## Exercise prompt
Across the data below, how many lines hold "this"? Answer with that number and nothing else.

## Extracted records
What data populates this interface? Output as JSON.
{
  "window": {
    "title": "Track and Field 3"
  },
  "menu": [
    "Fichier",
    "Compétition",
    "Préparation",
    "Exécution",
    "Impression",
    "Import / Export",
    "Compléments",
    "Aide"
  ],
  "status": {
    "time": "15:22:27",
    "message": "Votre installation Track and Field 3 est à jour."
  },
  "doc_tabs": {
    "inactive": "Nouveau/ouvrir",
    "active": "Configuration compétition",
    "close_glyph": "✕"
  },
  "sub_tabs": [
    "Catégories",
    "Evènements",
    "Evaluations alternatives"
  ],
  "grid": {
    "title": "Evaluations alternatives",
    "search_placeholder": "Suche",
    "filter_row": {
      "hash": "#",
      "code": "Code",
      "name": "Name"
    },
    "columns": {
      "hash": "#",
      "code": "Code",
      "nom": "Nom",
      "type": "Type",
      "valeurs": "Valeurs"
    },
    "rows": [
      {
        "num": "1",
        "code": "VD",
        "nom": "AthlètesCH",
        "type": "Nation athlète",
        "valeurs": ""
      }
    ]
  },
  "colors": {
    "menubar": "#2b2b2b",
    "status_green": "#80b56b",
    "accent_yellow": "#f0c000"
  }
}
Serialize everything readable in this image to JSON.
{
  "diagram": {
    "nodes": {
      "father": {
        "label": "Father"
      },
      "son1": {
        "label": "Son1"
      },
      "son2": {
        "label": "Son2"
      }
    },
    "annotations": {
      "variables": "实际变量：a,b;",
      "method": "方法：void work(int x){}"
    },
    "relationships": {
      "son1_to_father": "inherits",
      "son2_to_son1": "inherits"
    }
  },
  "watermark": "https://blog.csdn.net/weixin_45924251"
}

## Finished answer
2